_To be done_: Copy out the listing that follows, exact in every word, and skip the images.

----- Dataset rows -----

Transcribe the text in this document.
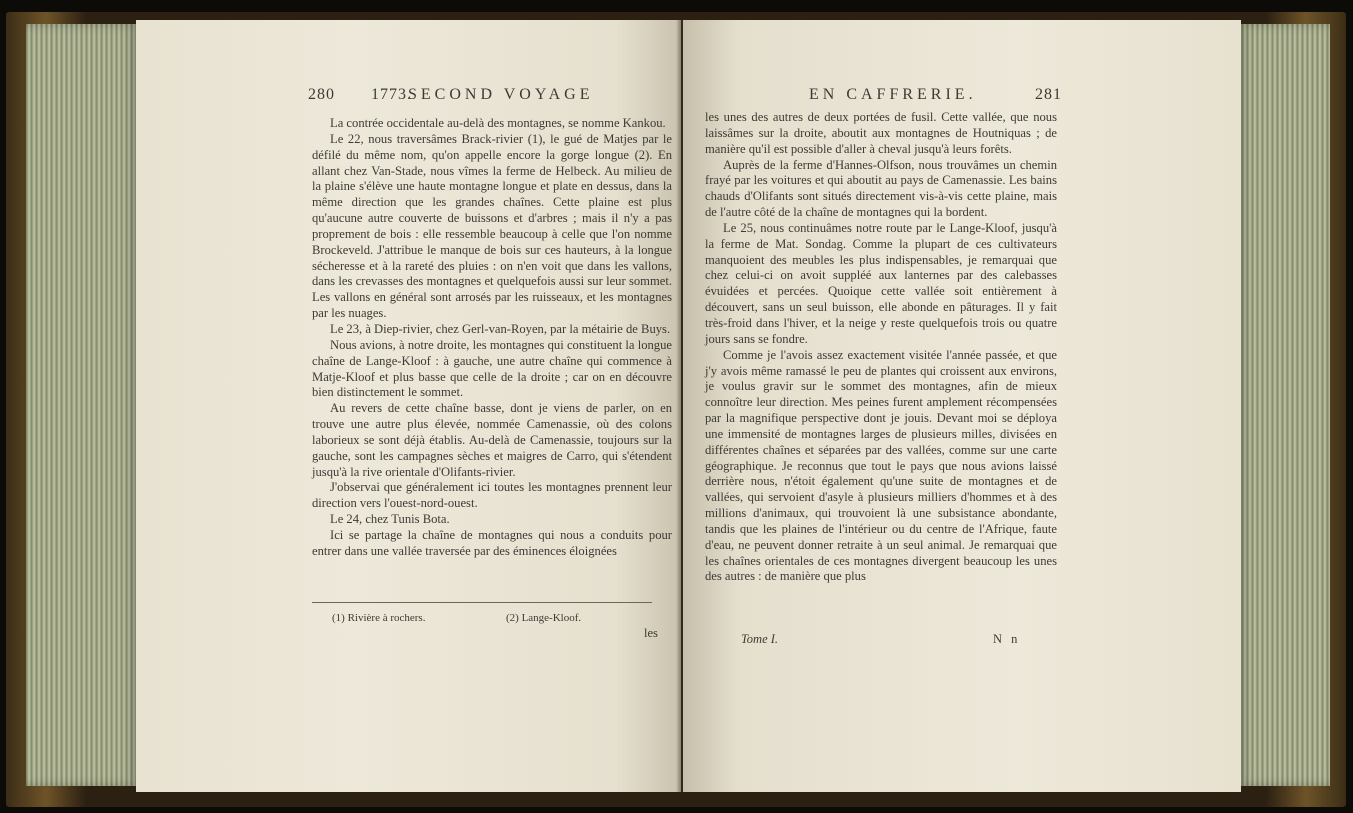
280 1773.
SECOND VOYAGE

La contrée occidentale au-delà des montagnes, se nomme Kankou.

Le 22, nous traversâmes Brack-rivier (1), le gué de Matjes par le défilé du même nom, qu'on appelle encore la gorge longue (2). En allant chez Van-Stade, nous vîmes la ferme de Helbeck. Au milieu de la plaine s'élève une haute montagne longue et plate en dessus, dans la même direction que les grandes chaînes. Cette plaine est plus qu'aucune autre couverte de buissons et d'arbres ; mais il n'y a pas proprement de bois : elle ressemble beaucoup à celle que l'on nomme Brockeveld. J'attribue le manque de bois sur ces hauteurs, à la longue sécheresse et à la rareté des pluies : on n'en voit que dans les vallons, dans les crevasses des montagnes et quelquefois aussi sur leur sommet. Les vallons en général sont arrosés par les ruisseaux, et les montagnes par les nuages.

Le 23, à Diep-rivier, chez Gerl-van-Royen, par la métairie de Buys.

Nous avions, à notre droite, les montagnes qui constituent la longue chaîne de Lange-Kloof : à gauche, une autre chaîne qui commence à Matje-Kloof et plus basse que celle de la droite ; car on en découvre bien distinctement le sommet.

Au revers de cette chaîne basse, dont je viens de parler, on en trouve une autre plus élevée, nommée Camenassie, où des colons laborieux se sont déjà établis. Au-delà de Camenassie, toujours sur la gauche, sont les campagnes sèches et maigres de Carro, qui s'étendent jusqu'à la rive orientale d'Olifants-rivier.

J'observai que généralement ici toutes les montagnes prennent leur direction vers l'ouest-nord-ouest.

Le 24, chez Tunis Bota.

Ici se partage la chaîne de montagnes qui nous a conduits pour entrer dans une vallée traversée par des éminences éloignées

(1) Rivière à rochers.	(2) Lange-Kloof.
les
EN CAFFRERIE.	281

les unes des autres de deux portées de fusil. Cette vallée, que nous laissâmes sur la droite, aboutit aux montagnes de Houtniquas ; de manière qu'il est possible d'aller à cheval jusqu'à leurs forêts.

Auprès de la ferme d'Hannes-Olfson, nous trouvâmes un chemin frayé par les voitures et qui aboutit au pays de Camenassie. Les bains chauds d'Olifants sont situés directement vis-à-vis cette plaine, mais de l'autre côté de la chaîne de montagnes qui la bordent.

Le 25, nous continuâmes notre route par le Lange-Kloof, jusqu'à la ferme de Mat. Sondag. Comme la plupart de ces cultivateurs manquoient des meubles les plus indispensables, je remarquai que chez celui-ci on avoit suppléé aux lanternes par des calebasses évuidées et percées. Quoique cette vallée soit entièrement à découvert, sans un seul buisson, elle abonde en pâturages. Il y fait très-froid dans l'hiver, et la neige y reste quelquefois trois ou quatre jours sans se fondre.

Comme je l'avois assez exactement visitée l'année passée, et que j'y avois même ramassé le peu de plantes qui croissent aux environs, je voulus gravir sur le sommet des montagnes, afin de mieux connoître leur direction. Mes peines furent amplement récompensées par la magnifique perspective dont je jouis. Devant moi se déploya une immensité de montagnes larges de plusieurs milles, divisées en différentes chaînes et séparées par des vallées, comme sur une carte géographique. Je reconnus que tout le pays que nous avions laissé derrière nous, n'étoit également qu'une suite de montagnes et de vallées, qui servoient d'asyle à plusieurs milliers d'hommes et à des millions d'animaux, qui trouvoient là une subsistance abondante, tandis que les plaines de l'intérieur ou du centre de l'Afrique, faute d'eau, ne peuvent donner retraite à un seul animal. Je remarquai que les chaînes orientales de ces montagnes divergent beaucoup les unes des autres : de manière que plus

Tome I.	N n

-----

_The answer_:
Transcribe the text in this document.
280 1773.
SECOND VOYAGE

La contrée occidentale au-delà des montagnes, se nomme Kankou.

Le 22, nous traversâmes Brack-rivier (1), le gué de Matjes par le défilé du même nom, qu'on appelle encore la gorge longue (2). En allant chez Van-Stade, nous vîmes la ferme de Helbeck. Au milieu de la plaine s'élève une haute montagne longue et plate en dessus, dans la même direction que les grandes chaînes. Cette plaine est plus qu'aucune autre couverte de buissons et d'arbres ; mais il n'y a pas proprement de bois : elle ressemble beaucoup à celle que l'on nomme Brockeveld. J'attribue le manque de bois sur ces hauteurs, à la longue sécheresse et à la rareté des pluies : on n'en voit que dans les vallons, dans les crevasses des montagnes et quelquefois aussi sur leur sommet. Les vallons en général sont arrosés par les ruisseaux, et les montagnes par les nuages.

Le 23, à Diep-rivier, chez Gerl-van-Royen, par la métairie de Buys.

Nous avions, à notre droite, les montagnes qui constituent la longue chaîne de Lange-Kloof : à gauche, une autre chaîne qui commence à Matje-Kloof et plus basse que celle de la droite ; car on en découvre bien distinctement le sommet.

Au revers de cette chaîne basse, dont je viens de parler, on en trouve une autre plus élevée, nommée Camenassie, où des colons laborieux se sont déjà établis. Au-delà de Camenassie, toujours sur la gauche, sont les campagnes sèches et maigres de Carro, qui s'étendent jusqu'à la rive orientale d'Olifants-rivier.

J'observai que généralement ici toutes les montagnes prennent leur direction vers l'ouest-nord-ouest.

Le 24, chez Tunis Bota.

Ici se partage la chaîne de montagnes qui nous a conduits pour entrer dans une vallée traversée par des éminences éloignées

(1) Rivière à rochers.	(2) Lange-Kloof.
les
EN CAFFRERIE.	281

les unes des autres de deux portées de fusil. Cette vallée, que nous laissâmes sur la droite, aboutit aux montagnes de Houtniquas ; de manière qu'il est possible d'aller à cheval jusqu'à leurs forêts.

Auprès de la ferme d'Hannes-Olfson, nous trouvâmes un chemin frayé par les voitures et qui aboutit au pays de Camenassie. Les bains chauds d'Olifants sont situés directement vis-à-vis cette plaine, mais de l'autre côté de la chaîne de montagnes qui la bordent.

Le 25, nous continuâmes notre route par le Lange-Kloof, jusqu'à la ferme de Mat. Sondag. Comme la plupart de ces cultivateurs manquoient des meubles les plus indispensables, je remarquai que chez celui-ci on avoit suppléé aux lanternes par des calebasses évuidées et percées. Quoique cette vallée soit entièrement à découvert, sans un seul buisson, elle abonde en pâturages. Il y fait très-froid dans l'hiver, et la neige y reste quelquefois trois ou quatre jours sans se fondre.

Comme je l'avois assez exactement visitée l'année passée, et que j'y avois même ramassé le peu de plantes qui croissent aux environs, je voulus gravir sur le sommet des montagnes, afin de mieux connoître leur direction. Mes peines furent amplement récompensées par la magnifique perspective dont je jouis. Devant moi se déploya une immensité de montagnes larges de plusieurs milles, divisées en différentes chaînes et séparées par des vallées, comme sur une carte géographique. Je reconnus que tout le pays que nous avions laissé derrière nous, n'étoit également qu'une suite de montagnes et de vallées, qui servoient d'asyle à plusieurs milliers d'hommes et à des millions d'animaux, qui trouvoient là une subsistance abondante, tandis que les plaines de l'intérieur ou du centre de l'Afrique, faute d'eau, ne peuvent donner retraite à un seul animal. Je remarquai que les chaînes orientales de ces montagnes divergent beaucoup les unes des autres : de manière que plus

Tome I.	N n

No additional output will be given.